Aim of the task: Lines containing the word "this" should be extracted in full.

* BEGIN *

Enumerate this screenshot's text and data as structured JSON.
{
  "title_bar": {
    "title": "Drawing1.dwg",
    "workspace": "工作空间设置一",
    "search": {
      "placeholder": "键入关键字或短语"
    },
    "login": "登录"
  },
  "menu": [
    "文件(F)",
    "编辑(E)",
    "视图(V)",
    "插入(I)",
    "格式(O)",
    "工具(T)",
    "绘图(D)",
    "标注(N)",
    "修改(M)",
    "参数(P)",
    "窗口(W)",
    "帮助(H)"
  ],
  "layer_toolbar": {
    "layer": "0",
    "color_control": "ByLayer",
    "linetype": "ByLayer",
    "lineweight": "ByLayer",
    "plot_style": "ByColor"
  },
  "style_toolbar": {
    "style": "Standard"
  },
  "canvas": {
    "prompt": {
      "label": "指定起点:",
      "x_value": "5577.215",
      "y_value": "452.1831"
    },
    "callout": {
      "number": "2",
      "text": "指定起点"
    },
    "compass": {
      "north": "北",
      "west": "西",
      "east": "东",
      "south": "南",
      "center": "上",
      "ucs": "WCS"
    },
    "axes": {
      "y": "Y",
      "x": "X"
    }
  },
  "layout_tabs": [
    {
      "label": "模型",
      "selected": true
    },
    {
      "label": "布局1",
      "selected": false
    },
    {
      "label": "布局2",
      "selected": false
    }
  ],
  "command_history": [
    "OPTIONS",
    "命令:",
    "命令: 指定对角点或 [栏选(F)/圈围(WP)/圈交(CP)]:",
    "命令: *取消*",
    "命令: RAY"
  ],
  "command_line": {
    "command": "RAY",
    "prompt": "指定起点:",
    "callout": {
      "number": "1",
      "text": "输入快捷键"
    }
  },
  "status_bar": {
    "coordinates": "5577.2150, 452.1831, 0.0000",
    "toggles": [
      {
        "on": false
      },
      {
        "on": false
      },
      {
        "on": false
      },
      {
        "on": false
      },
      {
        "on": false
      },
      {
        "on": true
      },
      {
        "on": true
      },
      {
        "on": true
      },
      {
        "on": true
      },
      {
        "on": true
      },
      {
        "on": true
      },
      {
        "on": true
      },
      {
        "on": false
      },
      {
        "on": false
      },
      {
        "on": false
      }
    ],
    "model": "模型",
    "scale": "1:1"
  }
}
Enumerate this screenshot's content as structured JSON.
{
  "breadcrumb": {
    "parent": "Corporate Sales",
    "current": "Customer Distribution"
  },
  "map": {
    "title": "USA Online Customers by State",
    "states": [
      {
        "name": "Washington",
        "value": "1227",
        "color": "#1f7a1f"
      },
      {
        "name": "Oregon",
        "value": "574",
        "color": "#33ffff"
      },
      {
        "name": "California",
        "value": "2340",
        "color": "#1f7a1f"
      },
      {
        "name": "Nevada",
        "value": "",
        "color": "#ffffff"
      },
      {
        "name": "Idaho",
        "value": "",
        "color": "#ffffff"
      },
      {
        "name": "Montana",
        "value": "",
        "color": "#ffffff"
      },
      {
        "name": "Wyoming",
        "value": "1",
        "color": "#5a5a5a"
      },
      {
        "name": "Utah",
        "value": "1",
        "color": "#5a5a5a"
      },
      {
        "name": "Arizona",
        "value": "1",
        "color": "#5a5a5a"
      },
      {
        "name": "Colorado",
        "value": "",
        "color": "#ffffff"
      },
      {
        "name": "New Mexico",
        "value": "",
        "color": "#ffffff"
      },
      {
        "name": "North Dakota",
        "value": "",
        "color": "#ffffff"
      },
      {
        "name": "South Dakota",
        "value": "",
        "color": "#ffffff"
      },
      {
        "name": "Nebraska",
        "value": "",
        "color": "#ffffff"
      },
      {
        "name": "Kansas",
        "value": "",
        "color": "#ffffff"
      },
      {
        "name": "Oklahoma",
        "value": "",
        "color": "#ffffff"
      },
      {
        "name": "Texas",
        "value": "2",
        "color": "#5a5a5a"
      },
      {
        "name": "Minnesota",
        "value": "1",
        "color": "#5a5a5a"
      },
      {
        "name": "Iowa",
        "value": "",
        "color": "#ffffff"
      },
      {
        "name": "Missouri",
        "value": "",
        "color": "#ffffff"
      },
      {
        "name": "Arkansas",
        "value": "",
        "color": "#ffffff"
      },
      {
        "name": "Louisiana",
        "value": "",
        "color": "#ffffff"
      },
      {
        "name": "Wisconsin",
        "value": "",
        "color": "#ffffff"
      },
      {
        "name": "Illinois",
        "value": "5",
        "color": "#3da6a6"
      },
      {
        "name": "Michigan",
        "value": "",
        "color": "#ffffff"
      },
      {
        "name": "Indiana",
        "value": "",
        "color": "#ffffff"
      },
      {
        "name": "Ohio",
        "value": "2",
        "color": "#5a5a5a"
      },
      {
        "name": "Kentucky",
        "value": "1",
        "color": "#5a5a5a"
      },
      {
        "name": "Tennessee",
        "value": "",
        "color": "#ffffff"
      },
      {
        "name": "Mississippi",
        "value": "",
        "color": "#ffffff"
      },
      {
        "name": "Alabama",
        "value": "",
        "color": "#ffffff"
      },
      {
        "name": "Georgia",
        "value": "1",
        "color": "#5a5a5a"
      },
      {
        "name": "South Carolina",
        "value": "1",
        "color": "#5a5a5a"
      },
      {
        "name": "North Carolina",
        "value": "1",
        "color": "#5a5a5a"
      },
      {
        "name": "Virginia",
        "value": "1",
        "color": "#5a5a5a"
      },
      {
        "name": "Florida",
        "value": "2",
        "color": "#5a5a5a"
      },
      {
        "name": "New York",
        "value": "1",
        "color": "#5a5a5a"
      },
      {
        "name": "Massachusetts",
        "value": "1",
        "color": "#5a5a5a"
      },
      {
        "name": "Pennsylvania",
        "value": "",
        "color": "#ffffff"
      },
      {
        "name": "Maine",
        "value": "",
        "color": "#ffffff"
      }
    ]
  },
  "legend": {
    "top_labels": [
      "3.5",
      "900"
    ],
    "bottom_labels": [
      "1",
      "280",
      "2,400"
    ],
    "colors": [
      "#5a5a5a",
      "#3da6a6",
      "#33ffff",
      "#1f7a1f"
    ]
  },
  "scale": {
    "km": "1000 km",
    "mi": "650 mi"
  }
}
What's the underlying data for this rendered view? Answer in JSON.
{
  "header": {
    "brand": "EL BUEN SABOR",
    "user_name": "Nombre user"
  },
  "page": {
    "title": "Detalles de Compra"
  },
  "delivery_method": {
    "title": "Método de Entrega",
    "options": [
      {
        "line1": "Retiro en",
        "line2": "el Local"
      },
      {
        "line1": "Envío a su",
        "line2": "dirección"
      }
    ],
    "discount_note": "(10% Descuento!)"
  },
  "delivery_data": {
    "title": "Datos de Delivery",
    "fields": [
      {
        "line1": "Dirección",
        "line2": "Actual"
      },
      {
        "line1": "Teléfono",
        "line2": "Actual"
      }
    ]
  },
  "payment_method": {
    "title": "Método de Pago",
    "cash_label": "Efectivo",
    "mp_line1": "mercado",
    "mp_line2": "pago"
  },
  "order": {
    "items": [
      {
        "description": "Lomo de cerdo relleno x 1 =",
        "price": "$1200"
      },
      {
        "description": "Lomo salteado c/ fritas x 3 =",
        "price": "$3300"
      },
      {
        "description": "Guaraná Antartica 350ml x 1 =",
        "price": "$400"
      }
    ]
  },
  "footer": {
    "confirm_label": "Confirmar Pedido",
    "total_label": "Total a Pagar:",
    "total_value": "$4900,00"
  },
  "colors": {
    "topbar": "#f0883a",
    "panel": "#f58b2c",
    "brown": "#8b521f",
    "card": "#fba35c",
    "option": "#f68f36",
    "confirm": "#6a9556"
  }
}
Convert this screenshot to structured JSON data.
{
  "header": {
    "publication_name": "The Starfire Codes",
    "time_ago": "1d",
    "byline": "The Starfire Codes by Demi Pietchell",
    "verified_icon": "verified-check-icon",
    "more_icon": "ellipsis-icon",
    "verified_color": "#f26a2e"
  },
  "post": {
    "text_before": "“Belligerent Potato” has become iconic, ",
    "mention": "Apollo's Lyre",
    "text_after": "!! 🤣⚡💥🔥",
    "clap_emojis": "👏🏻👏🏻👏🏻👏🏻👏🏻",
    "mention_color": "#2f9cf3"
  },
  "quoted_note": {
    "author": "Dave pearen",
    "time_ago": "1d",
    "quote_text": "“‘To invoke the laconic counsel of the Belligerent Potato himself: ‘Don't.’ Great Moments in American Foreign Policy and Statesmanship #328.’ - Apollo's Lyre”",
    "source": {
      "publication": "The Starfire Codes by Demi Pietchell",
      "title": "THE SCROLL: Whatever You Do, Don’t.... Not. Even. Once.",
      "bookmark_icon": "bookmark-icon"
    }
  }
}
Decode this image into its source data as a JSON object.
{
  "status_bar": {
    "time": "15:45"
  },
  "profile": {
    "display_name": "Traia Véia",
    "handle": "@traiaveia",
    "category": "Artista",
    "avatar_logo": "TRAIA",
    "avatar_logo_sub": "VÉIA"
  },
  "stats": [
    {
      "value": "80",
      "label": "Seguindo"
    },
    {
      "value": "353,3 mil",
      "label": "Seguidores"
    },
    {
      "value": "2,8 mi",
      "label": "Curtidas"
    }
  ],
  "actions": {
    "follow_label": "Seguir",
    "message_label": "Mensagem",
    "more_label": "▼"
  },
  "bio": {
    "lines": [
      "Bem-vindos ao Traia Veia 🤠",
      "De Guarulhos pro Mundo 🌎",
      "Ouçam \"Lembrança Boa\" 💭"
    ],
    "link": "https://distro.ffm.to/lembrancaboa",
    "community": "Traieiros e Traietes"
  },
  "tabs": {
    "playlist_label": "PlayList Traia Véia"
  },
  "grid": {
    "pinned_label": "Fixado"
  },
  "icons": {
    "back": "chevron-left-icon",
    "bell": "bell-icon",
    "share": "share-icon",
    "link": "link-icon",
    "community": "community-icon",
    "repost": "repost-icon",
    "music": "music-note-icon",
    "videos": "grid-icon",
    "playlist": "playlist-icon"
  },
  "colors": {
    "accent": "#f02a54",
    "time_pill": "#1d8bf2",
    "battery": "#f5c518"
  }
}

* END *

The answer:
Enumerate this screenshot's text and data as structured JSON.
Enumerate this screenshot's content as structured JSON.
What's the underlying data for this rendered view? Answer in JSON.
Convert this screenshot to structured JSON data.
Decode this image into its source data as a JSON object.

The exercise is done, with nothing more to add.